▶ [Task brief]
Copy the following lines word for word, but leave the pictures out of your copy.

▶ [Supplied material]
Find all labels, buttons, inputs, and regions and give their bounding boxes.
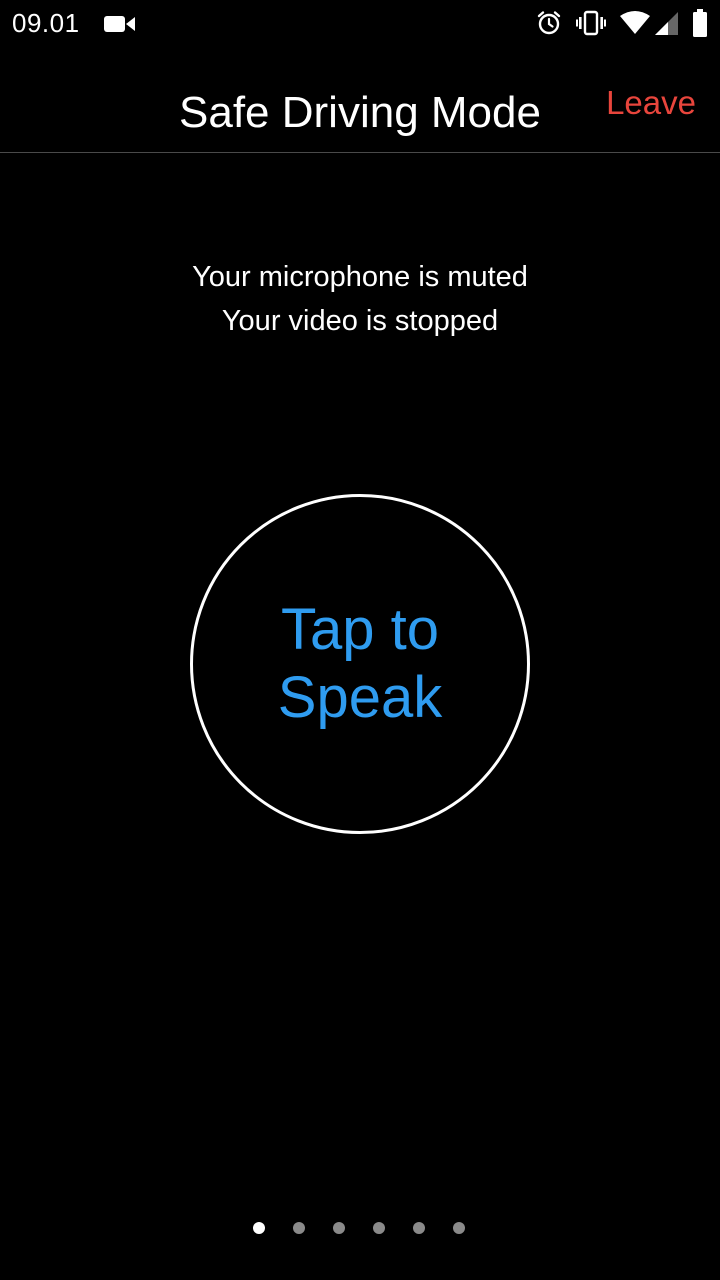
- page-dot[interactable]: [453, 1222, 465, 1234]
- page-dot[interactable]: [373, 1222, 385, 1234]
- leave-button[interactable]: Leave: [606, 84, 696, 122]
- page-dot[interactable]: [293, 1222, 305, 1234]
- speak-label-line1: Tap to: [281, 597, 439, 662]
- page-dot[interactable]: [333, 1222, 345, 1234]
- video-camera-icon: [104, 14, 136, 39]
- meeting-status: Your microphone is muted Your video is s…: [0, 255, 720, 343]
- page-dot[interactable]: [253, 1222, 265, 1234]
- page-dot[interactable]: [413, 1222, 425, 1234]
- wifi-icon: [620, 10, 650, 40]
- microphone-status-text: Your microphone is muted: [192, 261, 528, 293]
- video-status-text: Your video is stopped: [221, 305, 499, 337]
- status-bar: 09.01: [0, 0, 720, 48]
- cell-signal-icon: [654, 11, 678, 40]
- status-icons: [536, 8, 708, 42]
- speak-label-line2: Speak: [277, 665, 443, 730]
- status-time: 09.01: [12, 8, 80, 38]
- alarm-icon: [536, 10, 562, 41]
- page-indicator[interactable]: [0, 1222, 719, 1234]
- vibrate-icon: [576, 10, 606, 41]
- tap-to-speak-label: Tap to Speak: [278, 596, 442, 732]
- tap-to-speak-button[interactable]: Tap to Speak: [190, 494, 530, 834]
- battery-icon: [692, 8, 708, 42]
- app-header: Safe Driving Mode Leave: [0, 60, 720, 153]
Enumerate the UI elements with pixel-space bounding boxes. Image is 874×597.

▶ [Solution to the exercise]
Find all labels, buttons, inputs, and regions and give their bounding boxes.
- page-dot[interactable]: [453, 1222, 465, 1234]
- page-dot[interactable]: [373, 1222, 385, 1234]
- leave-button[interactable]: Leave: [606, 84, 696, 122]
- page-dot[interactable]: [293, 1222, 305, 1234]
- speak-label-line1: Tap to: [281, 597, 439, 662]
- page-dot[interactable]: [333, 1222, 345, 1234]
- video-camera-icon: [104, 14, 136, 39]
- meeting-status: Your microphone is muted Your video is s…: [0, 255, 720, 343]
- page-dot[interactable]: [253, 1222, 265, 1234]
- page-dot[interactable]: [413, 1222, 425, 1234]
- wifi-icon: [620, 10, 650, 40]
- microphone-status-text: Your microphone is muted: [192, 261, 528, 293]
- video-status-text: Your video is stopped: [221, 305, 499, 337]
- status-bar: 09.01: [0, 0, 720, 48]
- cell-signal-icon: [654, 11, 678, 40]
- status-icons: [536, 8, 708, 42]
- speak-label-line2: Speak: [277, 665, 443, 730]
- status-time: 09.01: [12, 8, 80, 38]
- alarm-icon: [536, 10, 562, 41]
- page-indicator[interactable]: [0, 1222, 719, 1234]
- vibrate-icon: [576, 10, 606, 41]
- tap-to-speak-label: Tap to Speak: [278, 596, 442, 732]
- tap-to-speak-button[interactable]: Tap to Speak: [190, 494, 530, 834]
- battery-icon: [692, 8, 708, 42]
- app-header: Safe Driving Mode Leave: [0, 60, 720, 153]
Enumerate the UI elements with pixel-space bounding boxes. Image is 874×597.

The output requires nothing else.